-- START Data to use --

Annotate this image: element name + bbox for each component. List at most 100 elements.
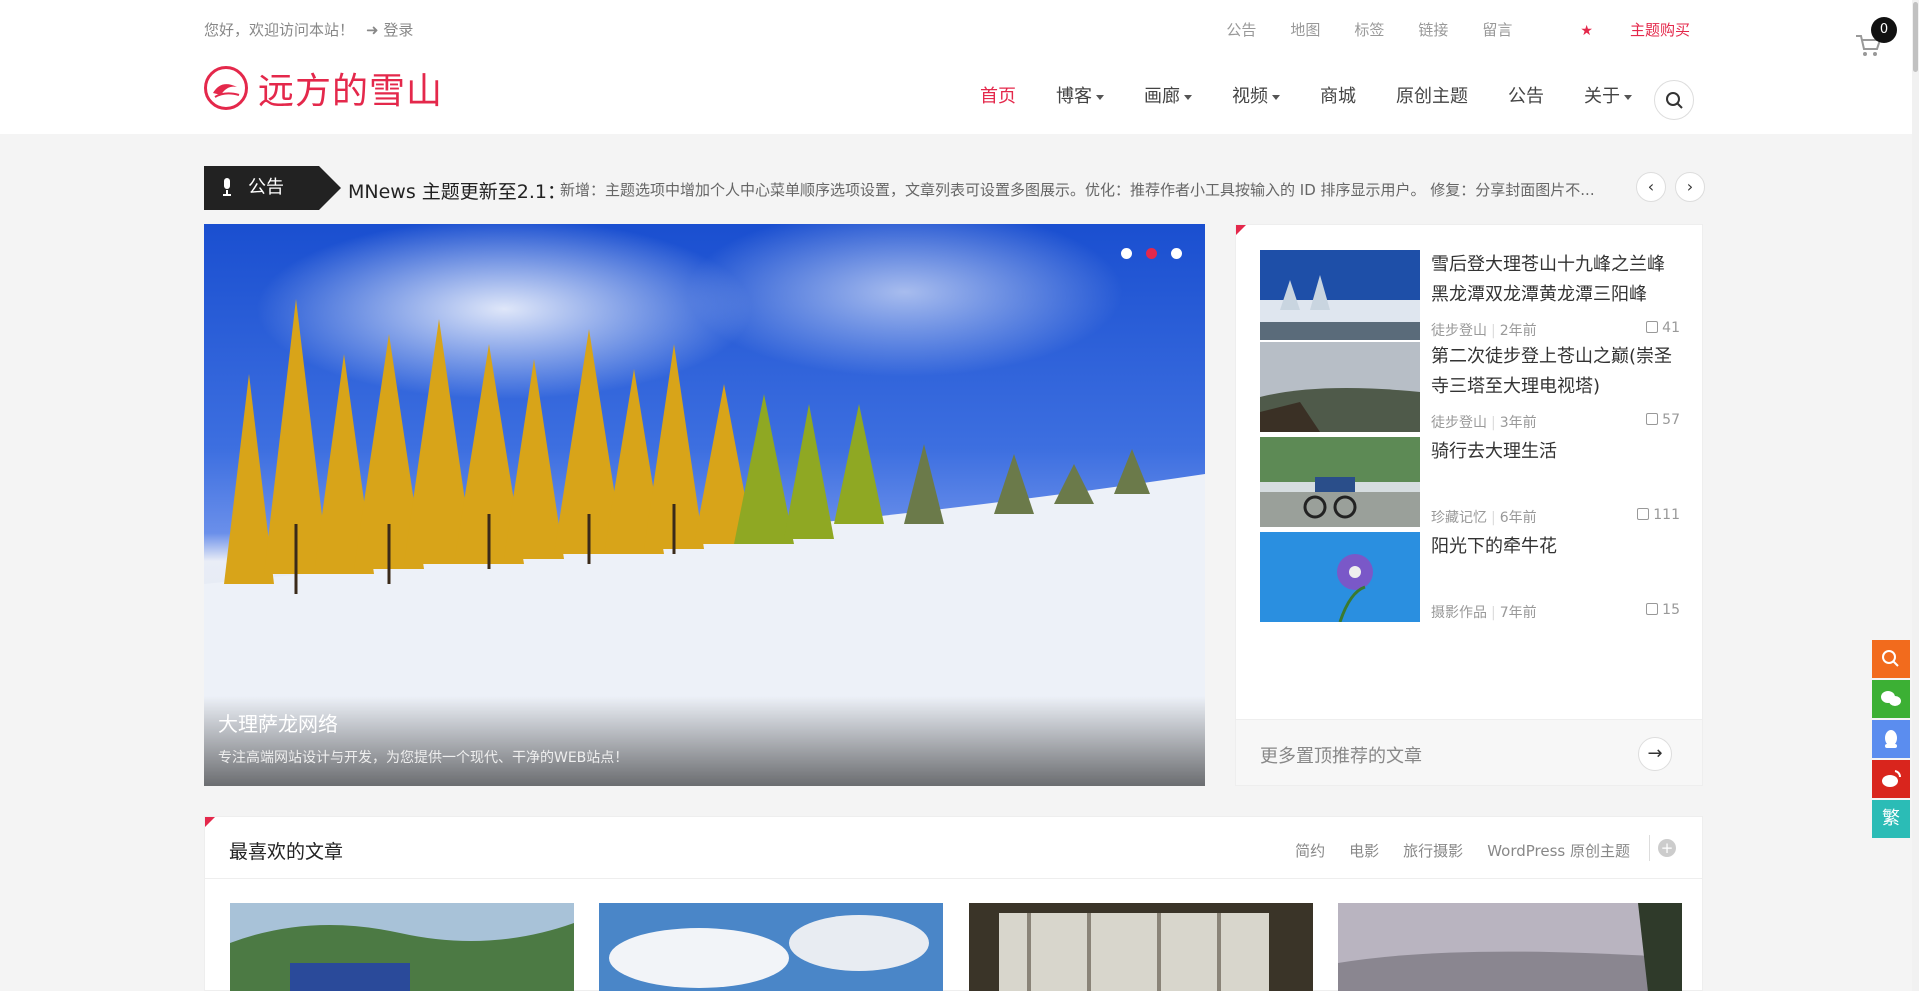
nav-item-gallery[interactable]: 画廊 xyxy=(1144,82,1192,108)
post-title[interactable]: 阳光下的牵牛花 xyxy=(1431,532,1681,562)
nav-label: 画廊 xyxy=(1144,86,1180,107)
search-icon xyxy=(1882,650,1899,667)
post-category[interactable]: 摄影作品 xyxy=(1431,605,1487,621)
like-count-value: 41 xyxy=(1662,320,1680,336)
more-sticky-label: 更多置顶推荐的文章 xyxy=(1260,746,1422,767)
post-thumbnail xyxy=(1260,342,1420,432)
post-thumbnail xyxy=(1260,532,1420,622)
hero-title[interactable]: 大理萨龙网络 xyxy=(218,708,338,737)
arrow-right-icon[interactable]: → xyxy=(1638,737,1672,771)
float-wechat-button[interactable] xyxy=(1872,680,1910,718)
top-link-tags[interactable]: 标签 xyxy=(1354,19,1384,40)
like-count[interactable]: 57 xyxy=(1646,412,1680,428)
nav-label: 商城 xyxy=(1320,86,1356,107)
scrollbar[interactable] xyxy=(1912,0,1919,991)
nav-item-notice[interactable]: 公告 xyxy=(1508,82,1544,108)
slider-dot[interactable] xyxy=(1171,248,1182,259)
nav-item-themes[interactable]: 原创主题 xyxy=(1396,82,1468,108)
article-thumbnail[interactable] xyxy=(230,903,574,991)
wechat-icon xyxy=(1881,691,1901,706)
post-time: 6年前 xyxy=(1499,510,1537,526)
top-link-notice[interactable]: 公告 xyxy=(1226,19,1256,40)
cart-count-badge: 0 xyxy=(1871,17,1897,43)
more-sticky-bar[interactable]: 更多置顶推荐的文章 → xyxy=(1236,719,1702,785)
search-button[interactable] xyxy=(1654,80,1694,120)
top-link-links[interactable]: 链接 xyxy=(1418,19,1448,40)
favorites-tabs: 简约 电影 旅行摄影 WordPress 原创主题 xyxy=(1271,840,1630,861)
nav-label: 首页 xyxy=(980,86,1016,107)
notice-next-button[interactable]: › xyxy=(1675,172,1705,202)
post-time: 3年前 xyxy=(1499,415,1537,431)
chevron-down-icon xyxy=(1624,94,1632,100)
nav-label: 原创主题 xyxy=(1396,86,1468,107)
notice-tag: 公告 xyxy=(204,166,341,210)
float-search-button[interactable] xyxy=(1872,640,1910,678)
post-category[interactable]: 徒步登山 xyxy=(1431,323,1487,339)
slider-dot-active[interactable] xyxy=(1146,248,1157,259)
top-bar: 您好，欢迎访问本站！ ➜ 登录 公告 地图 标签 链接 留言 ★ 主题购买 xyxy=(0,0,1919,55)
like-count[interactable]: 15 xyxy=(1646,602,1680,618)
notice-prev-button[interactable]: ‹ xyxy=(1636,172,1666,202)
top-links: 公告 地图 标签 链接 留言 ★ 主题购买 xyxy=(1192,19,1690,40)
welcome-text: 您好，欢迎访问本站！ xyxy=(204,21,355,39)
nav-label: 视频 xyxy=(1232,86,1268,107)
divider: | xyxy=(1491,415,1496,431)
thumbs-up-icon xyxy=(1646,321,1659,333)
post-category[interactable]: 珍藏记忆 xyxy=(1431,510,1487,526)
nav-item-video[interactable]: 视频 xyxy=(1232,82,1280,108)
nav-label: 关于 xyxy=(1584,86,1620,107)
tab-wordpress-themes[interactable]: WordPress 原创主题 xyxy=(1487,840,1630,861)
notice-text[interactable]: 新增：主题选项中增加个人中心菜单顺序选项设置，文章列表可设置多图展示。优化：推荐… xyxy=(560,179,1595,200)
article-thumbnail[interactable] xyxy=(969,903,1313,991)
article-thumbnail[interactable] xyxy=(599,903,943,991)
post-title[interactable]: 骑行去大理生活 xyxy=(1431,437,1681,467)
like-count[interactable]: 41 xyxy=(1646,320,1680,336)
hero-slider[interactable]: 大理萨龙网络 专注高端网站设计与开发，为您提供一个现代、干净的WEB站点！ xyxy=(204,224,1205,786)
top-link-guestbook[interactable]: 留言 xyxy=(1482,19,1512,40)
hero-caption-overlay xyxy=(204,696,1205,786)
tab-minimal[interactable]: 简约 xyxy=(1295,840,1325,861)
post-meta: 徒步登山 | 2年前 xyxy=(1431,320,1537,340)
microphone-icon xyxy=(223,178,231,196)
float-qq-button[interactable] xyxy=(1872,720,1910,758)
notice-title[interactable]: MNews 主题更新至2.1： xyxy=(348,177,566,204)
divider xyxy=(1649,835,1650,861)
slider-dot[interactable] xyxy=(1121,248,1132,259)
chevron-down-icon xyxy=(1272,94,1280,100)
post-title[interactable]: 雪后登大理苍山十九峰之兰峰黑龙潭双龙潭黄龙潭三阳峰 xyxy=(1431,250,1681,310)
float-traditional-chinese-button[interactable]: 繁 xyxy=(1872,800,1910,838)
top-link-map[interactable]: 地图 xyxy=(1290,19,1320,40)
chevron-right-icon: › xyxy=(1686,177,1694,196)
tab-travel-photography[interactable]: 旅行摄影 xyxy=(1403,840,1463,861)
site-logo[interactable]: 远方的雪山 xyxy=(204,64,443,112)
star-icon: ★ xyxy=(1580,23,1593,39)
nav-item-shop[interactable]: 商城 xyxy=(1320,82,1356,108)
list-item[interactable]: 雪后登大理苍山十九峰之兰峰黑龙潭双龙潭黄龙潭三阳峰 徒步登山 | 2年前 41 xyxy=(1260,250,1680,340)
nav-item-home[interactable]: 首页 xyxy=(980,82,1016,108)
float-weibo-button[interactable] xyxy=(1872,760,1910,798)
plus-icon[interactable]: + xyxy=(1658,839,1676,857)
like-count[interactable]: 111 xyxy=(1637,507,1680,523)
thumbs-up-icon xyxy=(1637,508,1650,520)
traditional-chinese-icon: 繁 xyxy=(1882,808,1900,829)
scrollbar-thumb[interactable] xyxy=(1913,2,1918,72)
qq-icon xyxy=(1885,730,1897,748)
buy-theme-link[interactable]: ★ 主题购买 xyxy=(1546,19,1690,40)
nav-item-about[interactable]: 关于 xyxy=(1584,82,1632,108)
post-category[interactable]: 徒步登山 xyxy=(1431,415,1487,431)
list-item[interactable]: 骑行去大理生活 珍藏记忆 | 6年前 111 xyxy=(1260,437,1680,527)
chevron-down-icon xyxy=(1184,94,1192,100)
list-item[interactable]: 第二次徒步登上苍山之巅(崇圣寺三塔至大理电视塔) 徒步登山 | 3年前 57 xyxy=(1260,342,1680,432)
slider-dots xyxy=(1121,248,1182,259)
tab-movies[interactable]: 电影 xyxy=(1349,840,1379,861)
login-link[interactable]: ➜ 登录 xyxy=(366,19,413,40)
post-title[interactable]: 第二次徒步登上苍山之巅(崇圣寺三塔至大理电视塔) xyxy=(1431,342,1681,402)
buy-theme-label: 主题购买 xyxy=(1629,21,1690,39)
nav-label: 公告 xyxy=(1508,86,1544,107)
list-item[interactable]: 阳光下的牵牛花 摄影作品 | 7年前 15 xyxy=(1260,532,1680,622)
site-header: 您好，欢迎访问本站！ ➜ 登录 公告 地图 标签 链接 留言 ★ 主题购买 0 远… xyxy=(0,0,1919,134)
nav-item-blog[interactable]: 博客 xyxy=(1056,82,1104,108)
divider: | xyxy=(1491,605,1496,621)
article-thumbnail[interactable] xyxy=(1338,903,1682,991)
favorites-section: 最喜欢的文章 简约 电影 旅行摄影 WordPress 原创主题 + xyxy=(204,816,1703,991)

-- END Data to use --

Exercise task
Reproduce the material above line for line without any changes, omitting the picture.

Exercise response
Annotate this image: element name + bbox for each component. List at most 100 elements.
nav-item-gallery[interactable]: 画廊 xyxy=(1144,82,1192,108)
post-title[interactable]: 阳光下的牵牛花 xyxy=(1431,532,1681,562)
nav-label: 画廊 xyxy=(1144,86,1180,107)
search-icon xyxy=(1882,650,1899,667)
post-category[interactable]: 摄影作品 xyxy=(1431,605,1487,621)
like-count-value: 41 xyxy=(1662,320,1680,336)
more-sticky-label: 更多置顶推荐的文章 xyxy=(1260,746,1422,767)
post-thumbnail xyxy=(1260,342,1420,432)
post-thumbnail xyxy=(1260,532,1420,622)
hero-title[interactable]: 大理萨龙网络 xyxy=(218,708,338,737)
arrow-right-icon[interactable]: → xyxy=(1638,737,1672,771)
float-wechat-button[interactable] xyxy=(1872,680,1910,718)
top-link-tags[interactable]: 标签 xyxy=(1354,19,1384,40)
like-count[interactable]: 57 xyxy=(1646,412,1680,428)
nav-label: 商城 xyxy=(1320,86,1356,107)
scrollbar[interactable] xyxy=(1912,0,1919,991)
nav-item-notice[interactable]: 公告 xyxy=(1508,82,1544,108)
slider-dot[interactable] xyxy=(1171,248,1182,259)
nav-item-themes[interactable]: 原创主题 xyxy=(1396,82,1468,108)
article-thumbnail[interactable] xyxy=(230,903,574,991)
wechat-icon xyxy=(1881,691,1901,706)
post-time: 6年前 xyxy=(1499,510,1537,526)
top-link-notice[interactable]: 公告 xyxy=(1226,19,1256,40)
cart-count-badge: 0 xyxy=(1871,17,1897,43)
more-sticky-bar[interactable]: 更多置顶推荐的文章 → xyxy=(1236,719,1702,785)
search-button[interactable] xyxy=(1654,80,1694,120)
top-link-links[interactable]: 链接 xyxy=(1418,19,1448,40)
favorites-tabs: 简约 电影 旅行摄影 WordPress 原创主题 xyxy=(1271,840,1630,861)
nav-label: 首页 xyxy=(980,86,1016,107)
notice-next-button[interactable]: › xyxy=(1675,172,1705,202)
post-time: 3年前 xyxy=(1499,415,1537,431)
chevron-down-icon xyxy=(1624,94,1632,100)
nav-label: 原创主题 xyxy=(1396,86,1468,107)
notice-tag: 公告 xyxy=(204,166,341,210)
float-search-button[interactable] xyxy=(1872,640,1910,678)
post-category[interactable]: 徒步登山 xyxy=(1431,323,1487,339)
slider-dot-active[interactable] xyxy=(1146,248,1157,259)
top-bar: 您好，欢迎访问本站！ ➜ 登录 公告 地图 标签 链接 留言 ★ 主题购买 xyxy=(0,0,1919,55)
like-count[interactable]: 15 xyxy=(1646,602,1680,618)
notice-prev-button[interactable]: ‹ xyxy=(1636,172,1666,202)
top-links: 公告 地图 标签 链接 留言 ★ 主题购买 xyxy=(1192,19,1690,40)
welcome-text: 您好，欢迎访问本站！ xyxy=(204,21,355,39)
nav-label: 视频 xyxy=(1232,86,1268,107)
divider: | xyxy=(1491,415,1496,431)
thumbs-up-icon xyxy=(1646,321,1659,333)
post-category[interactable]: 珍藏记忆 xyxy=(1431,510,1487,526)
nav-item-video[interactable]: 视频 xyxy=(1232,82,1280,108)
nav-label: 关于 xyxy=(1584,86,1620,107)
tab-wordpress-themes[interactable]: WordPress 原创主题 xyxy=(1487,840,1630,861)
notice-text[interactable]: 新增：主题选项中增加个人中心菜单顺序选项设置，文章列表可设置多图展示。优化：推荐… xyxy=(560,179,1595,200)
article-thumbnail[interactable] xyxy=(969,903,1313,991)
article-thumbnail[interactable] xyxy=(599,903,943,991)
post-title[interactable]: 骑行去大理生活 xyxy=(1431,437,1681,467)
like-count[interactable]: 41 xyxy=(1646,320,1680,336)
hero-slider[interactable]: 大理萨龙网络 专注高端网站设计与开发，为您提供一个现代、干净的WEB站点！ xyxy=(204,224,1205,786)
top-link-guestbook[interactable]: 留言 xyxy=(1482,19,1512,40)
hero-caption-overlay xyxy=(204,696,1205,786)
tab-minimal[interactable]: 简约 xyxy=(1295,840,1325,861)
post-meta: 徒步登山 | 2年前 xyxy=(1431,320,1537,340)
microphone-icon xyxy=(223,178,231,196)
float-qq-button[interactable] xyxy=(1872,720,1910,758)
notice-title[interactable]: MNews 主题更新至2.1： xyxy=(348,177,566,204)
divider xyxy=(1649,835,1650,861)
slider-dot[interactable] xyxy=(1121,248,1132,259)
chevron-down-icon xyxy=(1272,94,1280,100)
post-title[interactable]: 雪后登大理苍山十九峰之兰峰黑龙潭双龙潭黄龙潭三阳峰 xyxy=(1431,250,1681,310)
float-traditional-chinese-button[interactable]: 繁 xyxy=(1872,800,1910,838)
top-link-map[interactable]: 地图 xyxy=(1290,19,1320,40)
chevron-right-icon: › xyxy=(1686,177,1694,196)
tab-travel-photography[interactable]: 旅行摄影 xyxy=(1403,840,1463,861)
site-logo[interactable]: 远方的雪山 xyxy=(204,64,443,112)
star-icon: ★ xyxy=(1580,23,1593,39)
nav-item-shop[interactable]: 商城 xyxy=(1320,82,1356,108)
list-item[interactable]: 雪后登大理苍山十九峰之兰峰黑龙潭双龙潭黄龙潭三阳峰 徒步登山 | 2年前 41 xyxy=(1260,250,1680,340)
nav-item-home[interactable]: 首页 xyxy=(980,82,1016,108)
float-weibo-button[interactable] xyxy=(1872,760,1910,798)
plus-icon[interactable]: + xyxy=(1658,839,1676,857)
like-count[interactable]: 111 xyxy=(1637,507,1680,523)
thumbs-up-icon xyxy=(1637,508,1650,520)
traditional-chinese-icon: 繁 xyxy=(1882,808,1900,829)
scrollbar-thumb[interactable] xyxy=(1913,2,1918,72)
qq-icon xyxy=(1885,730,1897,748)
buy-theme-link[interactable]: ★ 主题购买 xyxy=(1546,19,1690,40)
nav-item-about[interactable]: 关于 xyxy=(1584,82,1632,108)
post-category[interactable]: 徒步登山 xyxy=(1431,415,1487,431)
list-item[interactable]: 骑行去大理生活 珍藏记忆 | 6年前 111 xyxy=(1260,437,1680,527)
chevron-down-icon xyxy=(1184,94,1192,100)
list-item[interactable]: 第二次徒步登上苍山之巅(崇圣寺三塔至大理电视塔) 徒步登山 | 3年前 57 xyxy=(1260,342,1680,432)
slider-dots xyxy=(1121,248,1182,259)
tab-movies[interactable]: 电影 xyxy=(1349,840,1379,861)
login-link[interactable]: ➜ 登录 xyxy=(366,19,413,40)
post-title[interactable]: 第二次徒步登上苍山之巅(崇圣寺三塔至大理电视塔) xyxy=(1431,342,1681,402)
buy-theme-label: 主题购买 xyxy=(1629,21,1690,39)
nav-label: 公告 xyxy=(1508,86,1544,107)
list-item[interactable]: 阳光下的牵牛花 摄影作品 | 7年前 15 xyxy=(1260,532,1680,622)
site-header: 您好，欢迎访问本站！ ➜ 登录 公告 地图 标签 链接 留言 ★ 主题购买 0 远… xyxy=(0,0,1919,134)
nav-item-blog[interactable]: 博客 xyxy=(1056,82,1104,108)
divider: | xyxy=(1491,605,1496,621)
article-thumbnail[interactable] xyxy=(1338,903,1682,991)
favorites-section: 最喜欢的文章 简约 电影 旅行摄影 WordPress 原创主题 + xyxy=(204,816,1703,991)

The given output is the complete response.